-- SHORT PROBLEM --
What lines of the data include the string "right"? Copy them all.

══ ITEMS

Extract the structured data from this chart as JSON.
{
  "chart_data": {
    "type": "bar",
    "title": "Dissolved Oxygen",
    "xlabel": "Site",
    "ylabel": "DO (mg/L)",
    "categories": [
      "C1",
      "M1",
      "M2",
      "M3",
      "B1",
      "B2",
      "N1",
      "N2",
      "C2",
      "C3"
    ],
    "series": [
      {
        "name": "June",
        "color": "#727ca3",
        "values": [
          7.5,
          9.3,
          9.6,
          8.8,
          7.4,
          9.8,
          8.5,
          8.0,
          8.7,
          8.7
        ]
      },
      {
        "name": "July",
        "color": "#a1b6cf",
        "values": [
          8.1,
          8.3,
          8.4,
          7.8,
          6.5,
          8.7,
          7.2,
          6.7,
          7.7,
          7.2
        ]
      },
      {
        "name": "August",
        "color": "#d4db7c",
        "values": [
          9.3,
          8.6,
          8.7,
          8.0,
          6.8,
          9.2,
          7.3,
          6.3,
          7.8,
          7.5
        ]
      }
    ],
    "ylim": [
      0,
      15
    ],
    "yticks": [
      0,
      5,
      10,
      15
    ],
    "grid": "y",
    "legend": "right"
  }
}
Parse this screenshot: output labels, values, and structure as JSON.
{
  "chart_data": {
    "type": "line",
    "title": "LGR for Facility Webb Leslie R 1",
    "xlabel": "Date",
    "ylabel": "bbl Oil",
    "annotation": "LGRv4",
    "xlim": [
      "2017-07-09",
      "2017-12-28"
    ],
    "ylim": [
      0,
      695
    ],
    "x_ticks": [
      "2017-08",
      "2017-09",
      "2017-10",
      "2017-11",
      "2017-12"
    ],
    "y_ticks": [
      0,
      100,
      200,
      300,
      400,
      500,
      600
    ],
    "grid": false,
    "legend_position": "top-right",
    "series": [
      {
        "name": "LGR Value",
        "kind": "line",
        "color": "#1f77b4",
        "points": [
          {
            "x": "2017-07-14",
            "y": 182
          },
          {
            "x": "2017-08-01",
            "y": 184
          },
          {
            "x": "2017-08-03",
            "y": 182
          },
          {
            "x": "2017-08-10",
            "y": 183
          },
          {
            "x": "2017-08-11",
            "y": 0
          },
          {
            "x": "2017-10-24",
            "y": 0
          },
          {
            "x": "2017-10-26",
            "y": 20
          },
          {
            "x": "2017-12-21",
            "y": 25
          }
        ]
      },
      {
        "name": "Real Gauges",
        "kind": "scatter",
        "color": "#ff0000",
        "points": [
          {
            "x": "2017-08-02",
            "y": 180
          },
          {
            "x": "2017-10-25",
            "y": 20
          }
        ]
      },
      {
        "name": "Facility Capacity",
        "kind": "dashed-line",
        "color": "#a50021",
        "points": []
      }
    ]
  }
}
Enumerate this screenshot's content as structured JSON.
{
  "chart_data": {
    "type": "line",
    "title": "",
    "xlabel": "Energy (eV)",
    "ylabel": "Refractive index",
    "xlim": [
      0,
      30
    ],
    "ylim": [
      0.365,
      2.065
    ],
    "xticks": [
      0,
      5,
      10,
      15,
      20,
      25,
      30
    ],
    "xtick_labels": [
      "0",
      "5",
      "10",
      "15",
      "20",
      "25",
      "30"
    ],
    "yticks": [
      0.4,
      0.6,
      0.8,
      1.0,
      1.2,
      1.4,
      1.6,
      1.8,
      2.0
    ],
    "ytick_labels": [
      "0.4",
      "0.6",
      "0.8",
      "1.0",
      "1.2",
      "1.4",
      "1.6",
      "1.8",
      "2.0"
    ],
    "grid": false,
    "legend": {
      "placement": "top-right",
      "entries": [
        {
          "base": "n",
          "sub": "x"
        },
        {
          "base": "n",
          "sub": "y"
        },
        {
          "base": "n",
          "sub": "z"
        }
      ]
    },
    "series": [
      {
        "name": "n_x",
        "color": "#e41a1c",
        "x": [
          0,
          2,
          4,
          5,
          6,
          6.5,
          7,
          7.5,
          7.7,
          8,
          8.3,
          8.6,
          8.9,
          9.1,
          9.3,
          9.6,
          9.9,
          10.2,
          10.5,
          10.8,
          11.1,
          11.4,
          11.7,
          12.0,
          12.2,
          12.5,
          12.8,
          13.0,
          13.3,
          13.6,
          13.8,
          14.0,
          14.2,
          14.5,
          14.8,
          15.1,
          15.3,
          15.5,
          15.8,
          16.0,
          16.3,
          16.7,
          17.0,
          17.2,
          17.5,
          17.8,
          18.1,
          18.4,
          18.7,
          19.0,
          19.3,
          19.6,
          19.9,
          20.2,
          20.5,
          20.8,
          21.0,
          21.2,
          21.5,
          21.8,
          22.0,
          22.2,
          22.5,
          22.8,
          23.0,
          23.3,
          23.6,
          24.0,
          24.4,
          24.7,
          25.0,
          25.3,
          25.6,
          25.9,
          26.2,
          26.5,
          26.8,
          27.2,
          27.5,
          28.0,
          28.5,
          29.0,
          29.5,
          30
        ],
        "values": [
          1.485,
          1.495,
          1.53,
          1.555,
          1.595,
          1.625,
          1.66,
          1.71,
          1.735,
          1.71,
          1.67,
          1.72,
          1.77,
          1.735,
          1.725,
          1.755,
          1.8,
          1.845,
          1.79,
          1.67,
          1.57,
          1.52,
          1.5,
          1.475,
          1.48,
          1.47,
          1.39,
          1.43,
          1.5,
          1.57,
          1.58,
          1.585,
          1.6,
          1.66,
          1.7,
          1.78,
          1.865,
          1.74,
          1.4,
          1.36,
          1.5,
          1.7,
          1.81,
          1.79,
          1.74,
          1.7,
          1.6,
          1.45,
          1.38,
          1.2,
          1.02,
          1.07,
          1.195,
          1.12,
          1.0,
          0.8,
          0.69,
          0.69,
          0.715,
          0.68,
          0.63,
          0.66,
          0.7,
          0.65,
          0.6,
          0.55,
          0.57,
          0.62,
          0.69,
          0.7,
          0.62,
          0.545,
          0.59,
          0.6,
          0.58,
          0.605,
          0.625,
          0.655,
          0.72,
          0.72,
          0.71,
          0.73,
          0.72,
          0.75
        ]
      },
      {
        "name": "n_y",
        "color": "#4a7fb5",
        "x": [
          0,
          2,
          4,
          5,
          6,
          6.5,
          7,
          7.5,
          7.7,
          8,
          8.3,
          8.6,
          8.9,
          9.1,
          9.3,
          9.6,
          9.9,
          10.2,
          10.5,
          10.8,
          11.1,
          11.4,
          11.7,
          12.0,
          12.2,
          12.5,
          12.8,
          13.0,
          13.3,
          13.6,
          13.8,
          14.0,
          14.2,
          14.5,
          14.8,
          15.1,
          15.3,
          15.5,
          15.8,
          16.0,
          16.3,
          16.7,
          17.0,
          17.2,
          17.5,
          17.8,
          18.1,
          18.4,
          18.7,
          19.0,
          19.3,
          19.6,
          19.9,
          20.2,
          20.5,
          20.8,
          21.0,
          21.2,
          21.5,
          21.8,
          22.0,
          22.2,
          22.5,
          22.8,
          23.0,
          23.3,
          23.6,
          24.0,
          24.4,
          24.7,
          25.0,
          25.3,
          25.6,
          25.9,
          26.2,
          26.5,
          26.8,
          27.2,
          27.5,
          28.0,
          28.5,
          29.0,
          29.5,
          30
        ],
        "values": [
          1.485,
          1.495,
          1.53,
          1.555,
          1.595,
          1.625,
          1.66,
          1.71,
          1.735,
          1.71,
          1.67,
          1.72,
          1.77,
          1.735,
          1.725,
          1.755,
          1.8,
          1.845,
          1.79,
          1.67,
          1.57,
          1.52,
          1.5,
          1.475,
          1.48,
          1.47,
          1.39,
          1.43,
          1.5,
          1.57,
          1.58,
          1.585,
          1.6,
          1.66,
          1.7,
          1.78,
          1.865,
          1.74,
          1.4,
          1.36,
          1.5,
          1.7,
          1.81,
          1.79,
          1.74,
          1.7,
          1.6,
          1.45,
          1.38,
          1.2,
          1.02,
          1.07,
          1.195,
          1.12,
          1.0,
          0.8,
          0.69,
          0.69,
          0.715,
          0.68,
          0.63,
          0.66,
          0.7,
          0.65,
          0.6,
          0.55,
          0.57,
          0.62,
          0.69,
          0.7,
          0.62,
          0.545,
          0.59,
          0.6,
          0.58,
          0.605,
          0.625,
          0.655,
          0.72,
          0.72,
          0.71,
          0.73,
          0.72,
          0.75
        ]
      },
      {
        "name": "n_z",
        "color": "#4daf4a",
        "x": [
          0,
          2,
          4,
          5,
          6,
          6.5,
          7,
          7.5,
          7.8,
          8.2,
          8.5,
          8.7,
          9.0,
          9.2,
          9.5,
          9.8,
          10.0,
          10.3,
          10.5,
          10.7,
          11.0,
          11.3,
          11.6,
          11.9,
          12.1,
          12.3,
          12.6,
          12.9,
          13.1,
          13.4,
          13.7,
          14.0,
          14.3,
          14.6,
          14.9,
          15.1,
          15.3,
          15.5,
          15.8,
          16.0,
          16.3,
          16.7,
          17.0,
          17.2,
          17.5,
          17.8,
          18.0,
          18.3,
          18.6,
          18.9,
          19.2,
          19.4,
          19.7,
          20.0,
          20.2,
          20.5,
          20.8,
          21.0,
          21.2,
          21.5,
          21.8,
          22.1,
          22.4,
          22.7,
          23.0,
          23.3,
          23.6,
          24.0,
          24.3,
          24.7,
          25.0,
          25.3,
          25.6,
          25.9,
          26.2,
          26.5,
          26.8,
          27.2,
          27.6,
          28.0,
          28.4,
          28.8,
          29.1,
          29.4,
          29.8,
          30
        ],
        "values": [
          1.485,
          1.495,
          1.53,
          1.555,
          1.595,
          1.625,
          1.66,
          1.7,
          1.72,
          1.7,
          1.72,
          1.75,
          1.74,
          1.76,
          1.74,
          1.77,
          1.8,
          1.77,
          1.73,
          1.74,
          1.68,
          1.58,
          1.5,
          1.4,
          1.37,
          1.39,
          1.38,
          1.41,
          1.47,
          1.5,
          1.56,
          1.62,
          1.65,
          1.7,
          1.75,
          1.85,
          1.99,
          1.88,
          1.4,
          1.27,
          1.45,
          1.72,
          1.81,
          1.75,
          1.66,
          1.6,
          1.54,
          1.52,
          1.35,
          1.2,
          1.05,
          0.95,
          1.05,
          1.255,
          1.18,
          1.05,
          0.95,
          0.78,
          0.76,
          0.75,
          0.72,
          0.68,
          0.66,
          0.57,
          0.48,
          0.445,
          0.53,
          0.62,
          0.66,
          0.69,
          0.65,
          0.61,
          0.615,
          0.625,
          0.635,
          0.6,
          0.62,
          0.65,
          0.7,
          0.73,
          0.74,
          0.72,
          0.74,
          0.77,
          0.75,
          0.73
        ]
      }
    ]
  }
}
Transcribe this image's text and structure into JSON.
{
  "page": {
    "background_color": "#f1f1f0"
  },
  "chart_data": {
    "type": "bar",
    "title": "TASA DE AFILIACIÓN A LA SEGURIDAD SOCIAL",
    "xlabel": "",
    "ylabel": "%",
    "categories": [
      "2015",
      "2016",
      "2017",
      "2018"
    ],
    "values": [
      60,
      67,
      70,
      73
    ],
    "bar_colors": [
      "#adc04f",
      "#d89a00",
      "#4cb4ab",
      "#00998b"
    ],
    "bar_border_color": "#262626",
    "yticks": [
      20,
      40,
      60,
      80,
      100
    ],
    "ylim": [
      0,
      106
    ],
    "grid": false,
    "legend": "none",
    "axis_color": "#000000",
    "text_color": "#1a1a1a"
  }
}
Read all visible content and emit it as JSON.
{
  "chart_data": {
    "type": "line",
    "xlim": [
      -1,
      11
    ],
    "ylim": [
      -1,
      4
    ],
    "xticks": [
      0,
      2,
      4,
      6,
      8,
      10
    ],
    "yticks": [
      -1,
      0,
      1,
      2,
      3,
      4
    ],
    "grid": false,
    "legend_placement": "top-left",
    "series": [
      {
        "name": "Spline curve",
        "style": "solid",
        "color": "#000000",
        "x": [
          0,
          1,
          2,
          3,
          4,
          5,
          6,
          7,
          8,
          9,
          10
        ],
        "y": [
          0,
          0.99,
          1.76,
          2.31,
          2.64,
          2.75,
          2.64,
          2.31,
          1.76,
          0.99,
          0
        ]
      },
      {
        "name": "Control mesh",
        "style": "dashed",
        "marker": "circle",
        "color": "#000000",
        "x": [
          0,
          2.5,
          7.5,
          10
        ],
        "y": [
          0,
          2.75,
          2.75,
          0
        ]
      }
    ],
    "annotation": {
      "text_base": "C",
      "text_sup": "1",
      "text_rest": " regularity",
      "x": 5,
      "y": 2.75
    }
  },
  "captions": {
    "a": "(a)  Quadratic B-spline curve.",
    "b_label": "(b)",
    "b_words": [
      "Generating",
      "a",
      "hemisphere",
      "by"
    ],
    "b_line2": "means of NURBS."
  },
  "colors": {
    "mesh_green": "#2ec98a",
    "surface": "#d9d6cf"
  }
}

════

-- PROBLEM SOLUTION --
    "legend": "right"
    "legend_position": "top-right",
      "placement": "top-right",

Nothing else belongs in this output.